Give back all the data exactly, line by line.
+ + + + + + +
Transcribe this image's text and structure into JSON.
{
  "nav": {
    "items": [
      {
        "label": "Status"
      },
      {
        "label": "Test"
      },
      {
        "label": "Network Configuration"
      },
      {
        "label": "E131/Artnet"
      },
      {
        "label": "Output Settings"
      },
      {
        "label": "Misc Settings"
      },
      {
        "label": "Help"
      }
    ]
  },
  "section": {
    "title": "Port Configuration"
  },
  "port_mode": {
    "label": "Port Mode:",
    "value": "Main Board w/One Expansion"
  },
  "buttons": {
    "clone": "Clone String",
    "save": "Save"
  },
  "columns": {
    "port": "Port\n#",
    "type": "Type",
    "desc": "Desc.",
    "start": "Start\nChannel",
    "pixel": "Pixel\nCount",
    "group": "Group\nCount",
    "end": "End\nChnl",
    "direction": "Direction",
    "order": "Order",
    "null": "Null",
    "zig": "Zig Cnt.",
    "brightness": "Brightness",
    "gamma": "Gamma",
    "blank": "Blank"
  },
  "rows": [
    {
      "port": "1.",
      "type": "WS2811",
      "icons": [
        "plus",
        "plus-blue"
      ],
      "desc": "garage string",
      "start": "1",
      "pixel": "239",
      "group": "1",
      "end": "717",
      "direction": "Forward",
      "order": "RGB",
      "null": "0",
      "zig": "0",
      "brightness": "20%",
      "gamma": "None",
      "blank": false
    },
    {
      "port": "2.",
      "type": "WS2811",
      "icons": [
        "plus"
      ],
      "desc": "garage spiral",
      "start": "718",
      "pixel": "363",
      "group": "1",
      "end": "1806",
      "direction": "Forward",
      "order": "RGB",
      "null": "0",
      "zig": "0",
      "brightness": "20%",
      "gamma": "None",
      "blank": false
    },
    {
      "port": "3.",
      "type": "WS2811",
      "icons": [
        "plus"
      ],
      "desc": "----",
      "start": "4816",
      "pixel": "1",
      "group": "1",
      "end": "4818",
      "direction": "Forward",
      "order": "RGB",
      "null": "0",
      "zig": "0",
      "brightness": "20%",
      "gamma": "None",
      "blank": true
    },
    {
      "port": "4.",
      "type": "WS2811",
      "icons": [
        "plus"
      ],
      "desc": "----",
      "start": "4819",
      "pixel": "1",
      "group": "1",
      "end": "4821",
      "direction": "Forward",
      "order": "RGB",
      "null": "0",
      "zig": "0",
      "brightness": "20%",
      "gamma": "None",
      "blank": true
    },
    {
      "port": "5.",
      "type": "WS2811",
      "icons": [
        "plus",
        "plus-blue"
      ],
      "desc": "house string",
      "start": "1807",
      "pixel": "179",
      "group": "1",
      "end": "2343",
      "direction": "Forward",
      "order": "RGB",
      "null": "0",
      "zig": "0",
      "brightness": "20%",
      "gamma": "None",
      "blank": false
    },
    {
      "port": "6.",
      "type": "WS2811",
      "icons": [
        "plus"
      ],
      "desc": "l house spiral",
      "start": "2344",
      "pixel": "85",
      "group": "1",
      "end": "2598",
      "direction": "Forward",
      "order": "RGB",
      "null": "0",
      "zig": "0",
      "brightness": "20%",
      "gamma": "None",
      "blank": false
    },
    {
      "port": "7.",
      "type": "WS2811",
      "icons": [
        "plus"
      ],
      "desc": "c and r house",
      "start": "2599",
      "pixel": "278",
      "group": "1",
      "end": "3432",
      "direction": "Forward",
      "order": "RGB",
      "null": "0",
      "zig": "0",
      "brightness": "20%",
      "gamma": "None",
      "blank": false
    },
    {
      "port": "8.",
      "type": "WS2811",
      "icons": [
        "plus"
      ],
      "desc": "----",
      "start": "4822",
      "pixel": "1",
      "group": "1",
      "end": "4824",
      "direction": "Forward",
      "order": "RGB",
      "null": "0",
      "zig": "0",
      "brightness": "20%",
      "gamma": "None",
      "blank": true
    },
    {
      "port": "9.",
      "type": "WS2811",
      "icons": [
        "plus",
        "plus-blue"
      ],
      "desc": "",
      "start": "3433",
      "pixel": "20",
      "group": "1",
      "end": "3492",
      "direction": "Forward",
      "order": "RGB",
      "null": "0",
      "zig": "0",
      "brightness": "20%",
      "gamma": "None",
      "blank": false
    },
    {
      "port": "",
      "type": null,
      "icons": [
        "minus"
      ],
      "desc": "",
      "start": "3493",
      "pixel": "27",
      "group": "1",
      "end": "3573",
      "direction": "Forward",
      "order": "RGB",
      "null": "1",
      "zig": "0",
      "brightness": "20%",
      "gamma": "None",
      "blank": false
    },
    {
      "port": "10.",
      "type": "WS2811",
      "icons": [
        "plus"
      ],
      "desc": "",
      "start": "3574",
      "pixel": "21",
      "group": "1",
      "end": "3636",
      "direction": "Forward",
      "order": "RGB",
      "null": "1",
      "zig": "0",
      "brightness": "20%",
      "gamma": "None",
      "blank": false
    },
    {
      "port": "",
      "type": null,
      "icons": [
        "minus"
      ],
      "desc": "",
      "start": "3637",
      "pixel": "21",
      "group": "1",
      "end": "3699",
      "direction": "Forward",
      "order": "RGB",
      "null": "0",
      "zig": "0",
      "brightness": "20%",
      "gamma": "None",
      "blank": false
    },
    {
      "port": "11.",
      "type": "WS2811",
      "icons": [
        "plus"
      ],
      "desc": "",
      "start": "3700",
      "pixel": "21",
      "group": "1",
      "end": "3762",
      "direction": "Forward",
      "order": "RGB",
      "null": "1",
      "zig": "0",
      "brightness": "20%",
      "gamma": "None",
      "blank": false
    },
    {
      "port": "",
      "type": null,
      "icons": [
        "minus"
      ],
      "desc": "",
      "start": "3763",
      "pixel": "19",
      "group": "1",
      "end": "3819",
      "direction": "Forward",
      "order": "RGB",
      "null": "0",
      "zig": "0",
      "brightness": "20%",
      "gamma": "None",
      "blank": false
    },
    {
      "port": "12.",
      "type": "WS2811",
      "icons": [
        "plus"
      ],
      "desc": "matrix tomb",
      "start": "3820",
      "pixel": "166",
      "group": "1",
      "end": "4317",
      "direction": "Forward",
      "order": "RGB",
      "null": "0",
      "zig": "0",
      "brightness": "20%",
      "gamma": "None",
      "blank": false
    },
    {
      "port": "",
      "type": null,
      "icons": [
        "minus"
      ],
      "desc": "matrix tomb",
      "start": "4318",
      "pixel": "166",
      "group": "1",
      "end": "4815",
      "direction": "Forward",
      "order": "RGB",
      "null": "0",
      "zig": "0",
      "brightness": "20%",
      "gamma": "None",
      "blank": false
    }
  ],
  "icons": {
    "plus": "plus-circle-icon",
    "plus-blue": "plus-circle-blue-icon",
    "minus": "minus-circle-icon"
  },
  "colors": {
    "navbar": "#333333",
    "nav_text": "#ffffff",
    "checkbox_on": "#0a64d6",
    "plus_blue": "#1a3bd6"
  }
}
+ + + + + + +
Task result =>
Transcribe this image's text and structure into JSON.
{
  "nav": {
    "items": [
      {
        "label": "Status"
      },
      {
        "label": "Test"
      },
      {
        "label": "Network Configuration"
      },
      {
        "label": "E131/Artnet"
      },
      {
        "label": "Output Settings"
      },
      {
        "label": "Misc Settings"
      },
      {
        "label": "Help"
      }
    ]
  },
  "section": {
    "title": "Port Configuration"
  },
  "port_mode": {
    "label": "Port Mode:",
    "value": "Main Board w/One Expansion"
  },
  "buttons": {
    "clone": "Clone String",
    "save": "Save"
  },
  "columns": {
    "port": "Port\n#",
    "type": "Type",
    "desc": "Desc.",
    "start": "Start\nChannel",
    "pixel": "Pixel\nCount",
    "group": "Group\nCount",
    "end": "End\nChnl",
    "direction": "Direction",
    "order": "Order",
    "null": "Null",
    "zig": "Zig Cnt.",
    "brightness": "Brightness",
    "gamma": "Gamma",
    "blank": "Blank"
  },
  "rows": [
    {
      "port": "1.",
      "type": "WS2811",
      "icons": [
        "plus",
        "plus-blue"
      ],
      "desc": "garage string",
      "start": "1",
      "pixel": "239",
      "group": "1",
      "end": "717",
      "direction": "Forward",
      "order": "RGB",
      "null": "0",
      "zig": "0",
      "brightness": "20%",
      "gamma": "None",
      "blank": false
    },
    {
      "port": "2.",
      "type": "WS2811",
      "icons": [
        "plus"
      ],
      "desc": "garage spiral",
      "start": "718",
      "pixel": "363",
      "group": "1",
      "end": "1806",
      "direction": "Forward",
      "order": "RGB",
      "null": "0",
      "zig": "0",
      "brightness": "20%",
      "gamma": "None",
      "blank": false
    },
    {
      "port": "3.",
      "type": "WS2811",
      "icons": [
        "plus"
      ],
      "desc": "----",
      "start": "4816",
      "pixel": "1",
      "group": "1",
      "end": "4818",
      "direction": "Forward",
      "order": "RGB",
      "null": "0",
      "zig": "0",
      "brightness": "20%",
      "gamma": "None",
      "blank": true
    },
    {
      "port": "4.",
      "type": "WS2811",
      "icons": [
        "plus"
      ],
      "desc": "----",
      "start": "4819",
      "pixel": "1",
      "group": "1",
      "end": "4821",
      "direction": "Forward",
      "order": "RGB",
      "null": "0",
      "zig": "0",
      "brightness": "20%",
      "gamma": "None",
      "blank": true
    },
    {
      "port": "5.",
      "type": "WS2811",
      "icons": [
        "plus",
        "plus-blue"
      ],
      "desc": "house string",
      "start": "1807",
      "pixel": "179",
      "group": "1",
      "end": "2343",
      "direction": "Forward",
      "order": "RGB",
      "null": "0",
      "zig": "0",
      "brightness": "20%",
      "gamma": "None",
      "blank": false
    },
    {
      "port": "6.",
      "type": "WS2811",
      "icons": [
        "plus"
      ],
      "desc": "l house spiral",
      "start": "2344",
      "pixel": "85",
      "group": "1",
      "end": "2598",
      "direction": "Forward",
      "order": "RGB",
      "null": "0",
      "zig": "0",
      "brightness": "20%",
      "gamma": "None",
      "blank": false
    },
    {
      "port": "7.",
      "type": "WS2811",
      "icons": [
        "plus"
      ],
      "desc": "c and r house",
      "start": "2599",
      "pixel": "278",
      "group": "1",
      "end": "3432",
      "direction": "Forward",
      "order": "RGB",
      "null": "0",
      "zig": "0",
      "brightness": "20%",
      "gamma": "None",
      "blank": false
    },
    {
      "port": "8.",
      "type": "WS2811",
      "icons": [
        "plus"
      ],
      "desc": "----",
      "start": "4822",
      "pixel": "1",
      "group": "1",
      "end": "4824",
      "direction": "Forward",
      "order": "RGB",
      "null": "0",
      "zig": "0",
      "brightness": "20%",
      "gamma": "None",
      "blank": true
    },
    {
      "port": "9.",
      "type": "WS2811",
      "icons": [
        "plus",
        "plus-blue"
      ],
      "desc": "",
      "start": "3433",
      "pixel": "20",
      "group": "1",
      "end": "3492",
      "direction": "Forward",
      "order": "RGB",
      "null": "0",
      "zig": "0",
      "brightness": "20%",
      "gamma": "None",
      "blank": false
    },
    {
      "port": "",
      "type": null,
      "icons": [
        "minus"
      ],
      "desc": "",
      "start": "3493",
      "pixel": "27",
      "group": "1",
      "end": "3573",
      "direction": "Forward",
      "order": "RGB",
      "null": "1",
      "zig": "0",
      "brightness": "20%",
      "gamma": "None",
      "blank": false
    },
    {
      "port": "10.",
      "type": "WS2811",
      "icons": [
        "plus"
      ],
      "desc": "",
      "start": "3574",
      "pixel": "21",
      "group": "1",
      "end": "3636",
      "direction": "Forward",
      "order": "RGB",
      "null": "1",
      "zig": "0",
      "brightness": "20%",
      "gamma": "None",
      "blank": false
    },
    {
      "port": "",
      "type": null,
      "icons": [
        "minus"
      ],
      "desc": "",
      "start": "3637",
      "pixel": "21",
      "group": "1",
      "end": "3699",
      "direction": "Forward",
      "order": "RGB",
      "null": "0",
      "zig": "0",
      "brightness": "20%",
      "gamma": "None",
      "blank": false
    },
    {
      "port": "11.",
      "type": "WS2811",
      "icons": [
        "plus"
      ],
      "desc": "",
      "start": "3700",
      "pixel": "21",
      "group": "1",
      "end": "3762",
      "direction": "Forward",
      "order": "RGB",
      "null": "1",
      "zig": "0",
      "brightness": "20%",
      "gamma": "None",
      "blank": false
    },
    {
      "port": "",
      "type": null,
      "icons": [
        "minus"
      ],
      "desc": "",
      "start": "3763",
      "pixel": "19",
      "group": "1",
      "end": "3819",
      "direction": "Forward",
      "order": "RGB",
      "null": "0",
      "zig": "0",
      "brightness": "20%",
      "gamma": "None",
      "blank": false
    },
    {
      "port": "12.",
      "type": "WS2811",
      "icons": [
        "plus"
      ],
      "desc": "matrix tomb",
      "start": "3820",
      "pixel": "166",
      "group": "1",
      "end": "4317",
      "direction": "Forward",
      "order": "RGB",
      "null": "0",
      "zig": "0",
      "brightness": "20%",
      "gamma": "None",
      "blank": false
    },
    {
      "port": "",
      "type": null,
      "icons": [
        "minus"
      ],
      "desc": "matrix tomb",
      "start": "4318",
      "pixel": "166",
      "group": "1",
      "end": "4815",
      "direction": "Forward",
      "order": "RGB",
      "null": "0",
      "zig": "0",
      "brightness": "20%",
      "gamma": "None",
      "blank": false
    }
  ],
  "icons": {
    "plus": "plus-circle-icon",
    "plus-blue": "plus-circle-blue-icon",
    "minus": "minus-circle-icon"
  },
  "colors": {
    "navbar": "#333333",
    "nav_text": "#ffffff",
    "checkbox_on": "#0a64d6",
    "plus_blue": "#1a3bd6"
  }
}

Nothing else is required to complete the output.